**What you have to do**
Write out all the data again, exactly as it stands.

**Dataset entries**

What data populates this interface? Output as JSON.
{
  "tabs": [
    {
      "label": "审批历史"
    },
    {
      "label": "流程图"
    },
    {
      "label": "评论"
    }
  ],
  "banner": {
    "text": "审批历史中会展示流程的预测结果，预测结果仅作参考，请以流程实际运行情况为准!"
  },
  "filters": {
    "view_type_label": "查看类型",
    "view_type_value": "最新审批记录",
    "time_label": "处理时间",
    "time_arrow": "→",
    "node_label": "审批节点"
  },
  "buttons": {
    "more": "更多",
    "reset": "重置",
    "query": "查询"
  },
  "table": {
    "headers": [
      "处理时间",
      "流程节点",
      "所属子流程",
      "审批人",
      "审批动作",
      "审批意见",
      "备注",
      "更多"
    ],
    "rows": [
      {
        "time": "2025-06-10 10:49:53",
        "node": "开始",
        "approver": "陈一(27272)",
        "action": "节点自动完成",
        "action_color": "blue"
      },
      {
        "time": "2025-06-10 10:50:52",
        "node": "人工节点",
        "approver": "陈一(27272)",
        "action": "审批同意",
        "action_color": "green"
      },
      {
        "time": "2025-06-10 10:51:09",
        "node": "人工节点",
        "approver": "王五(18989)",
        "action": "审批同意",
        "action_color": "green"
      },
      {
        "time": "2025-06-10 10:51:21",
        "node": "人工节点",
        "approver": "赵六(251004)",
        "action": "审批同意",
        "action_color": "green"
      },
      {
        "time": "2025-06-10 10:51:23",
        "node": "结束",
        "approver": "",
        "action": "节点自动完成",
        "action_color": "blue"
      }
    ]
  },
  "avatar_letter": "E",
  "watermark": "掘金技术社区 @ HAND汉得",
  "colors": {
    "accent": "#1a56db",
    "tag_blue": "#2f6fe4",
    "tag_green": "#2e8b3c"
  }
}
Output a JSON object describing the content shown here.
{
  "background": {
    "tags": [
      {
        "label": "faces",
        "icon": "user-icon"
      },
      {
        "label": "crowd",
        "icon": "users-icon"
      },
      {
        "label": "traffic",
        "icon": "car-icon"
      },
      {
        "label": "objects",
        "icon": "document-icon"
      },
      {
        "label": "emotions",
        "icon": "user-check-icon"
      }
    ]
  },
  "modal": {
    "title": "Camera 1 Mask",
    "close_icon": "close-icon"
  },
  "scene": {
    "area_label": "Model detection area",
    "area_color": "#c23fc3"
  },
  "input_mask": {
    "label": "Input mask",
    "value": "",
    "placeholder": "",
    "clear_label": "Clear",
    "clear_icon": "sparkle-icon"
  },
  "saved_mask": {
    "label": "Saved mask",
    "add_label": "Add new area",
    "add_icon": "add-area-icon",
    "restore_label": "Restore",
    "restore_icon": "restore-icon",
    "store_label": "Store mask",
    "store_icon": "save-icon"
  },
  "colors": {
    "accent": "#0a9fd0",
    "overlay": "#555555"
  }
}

**Result of the exercise**
What data populates this interface? Output as JSON.
{
  "tabs": [
    {
      "label": "审批历史"
    },
    {
      "label": "流程图"
    },
    {
      "label": "评论"
    }
  ],
  "banner": {
    "text": "审批历史中会展示流程的预测结果，预测结果仅作参考，请以流程实际运行情况为准!"
  },
  "filters": {
    "view_type_label": "查看类型",
    "view_type_value": "最新审批记录",
    "time_label": "处理时间",
    "time_arrow": "→",
    "node_label": "审批节点"
  },
  "buttons": {
    "more": "更多",
    "reset": "重置",
    "query": "查询"
  },
  "table": {
    "headers": [
      "处理时间",
      "流程节点",
      "所属子流程",
      "审批人",
      "审批动作",
      "审批意见",
      "备注",
      "更多"
    ],
    "rows": [
      {
        "time": "2025-06-10 10:49:53",
        "node": "开始",
        "approver": "陈一(27272)",
        "action": "节点自动完成",
        "action_color": "blue"
      },
      {
        "time": "2025-06-10 10:50:52",
        "node": "人工节点",
        "approver": "陈一(27272)",
        "action": "审批同意",
        "action_color": "green"
      },
      {
        "time": "2025-06-10 10:51:09",
        "node": "人工节点",
        "approver": "王五(18989)",
        "action": "审批同意",
        "action_color": "green"
      },
      {
        "time": "2025-06-10 10:51:21",
        "node": "人工节点",
        "approver": "赵六(251004)",
        "action": "审批同意",
        "action_color": "green"
      },
      {
        "time": "2025-06-10 10:51:23",
        "node": "结束",
        "approver": "",
        "action": "节点自动完成",
        "action_color": "blue"
      }
    ]
  },
  "avatar_letter": "E",
  "watermark": "掘金技术社区 @ HAND汉得",
  "colors": {
    "accent": "#1a56db",
    "tag_blue": "#2f6fe4",
    "tag_green": "#2e8b3c"
  }
}
Output a JSON object describing the content shown here.
{
  "background": {
    "tags": [
      {
        "label": "faces",
        "icon": "user-icon"
      },
      {
        "label": "crowd",
        "icon": "users-icon"
      },
      {
        "label": "traffic",
        "icon": "car-icon"
      },
      {
        "label": "objects",
        "icon": "document-icon"
      },
      {
        "label": "emotions",
        "icon": "user-check-icon"
      }
    ]
  },
  "modal": {
    "title": "Camera 1 Mask",
    "close_icon": "close-icon"
  },
  "scene": {
    "area_label": "Model detection area",
    "area_color": "#c23fc3"
  },
  "input_mask": {
    "label": "Input mask",
    "value": "",
    "placeholder": "",
    "clear_label": "Clear",
    "clear_icon": "sparkle-icon"
  },
  "saved_mask": {
    "label": "Saved mask",
    "add_label": "Add new area",
    "add_icon": "add-area-icon",
    "restore_label": "Restore",
    "restore_icon": "restore-icon",
    "store_label": "Store mask",
    "store_icon": "save-icon"
  },
  "colors": {
    "accent": "#0a9fd0",
    "overlay": "#555555"
  }
}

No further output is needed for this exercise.